• Records for the exercise:
--- --- ---
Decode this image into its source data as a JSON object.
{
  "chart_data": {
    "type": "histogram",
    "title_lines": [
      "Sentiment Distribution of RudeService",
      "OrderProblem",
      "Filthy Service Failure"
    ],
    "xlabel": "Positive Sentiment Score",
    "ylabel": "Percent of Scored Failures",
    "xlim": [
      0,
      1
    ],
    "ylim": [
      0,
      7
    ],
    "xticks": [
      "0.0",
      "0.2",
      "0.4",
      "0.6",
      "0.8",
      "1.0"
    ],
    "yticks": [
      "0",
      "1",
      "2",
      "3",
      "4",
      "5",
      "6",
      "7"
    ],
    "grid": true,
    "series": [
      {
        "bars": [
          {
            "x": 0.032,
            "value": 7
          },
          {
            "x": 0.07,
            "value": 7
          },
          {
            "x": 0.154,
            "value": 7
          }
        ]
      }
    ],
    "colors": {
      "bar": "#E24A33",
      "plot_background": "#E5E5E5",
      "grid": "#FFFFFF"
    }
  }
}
--- --- ---
• Work instructions:
Output each entry precisely as given.

• Output of the exercise:
Decode this image into its source data as a JSON object.
{
  "chart_data": {
    "type": "histogram",
    "title_lines": [
      "Sentiment Distribution of RudeService",
      "OrderProblem",
      "Filthy Service Failure"
    ],
    "xlabel": "Positive Sentiment Score",
    "ylabel": "Percent of Scored Failures",
    "xlim": [
      0,
      1
    ],
    "ylim": [
      0,
      7
    ],
    "xticks": [
      "0.0",
      "0.2",
      "0.4",
      "0.6",
      "0.8",
      "1.0"
    ],
    "yticks": [
      "0",
      "1",
      "2",
      "3",
      "4",
      "5",
      "6",
      "7"
    ],
    "grid": true,
    "series": [
      {
        "bars": [
          {
            "x": 0.032,
            "value": 7
          },
          {
            "x": 0.07,
            "value": 7
          },
          {
            "x": 0.154,
            "value": 7
          }
        ]
      }
    ],
    "colors": {
      "bar": "#E24A33",
      "plot_background": "#E5E5E5",
      "grid": "#FFFFFF"
    }
  }
}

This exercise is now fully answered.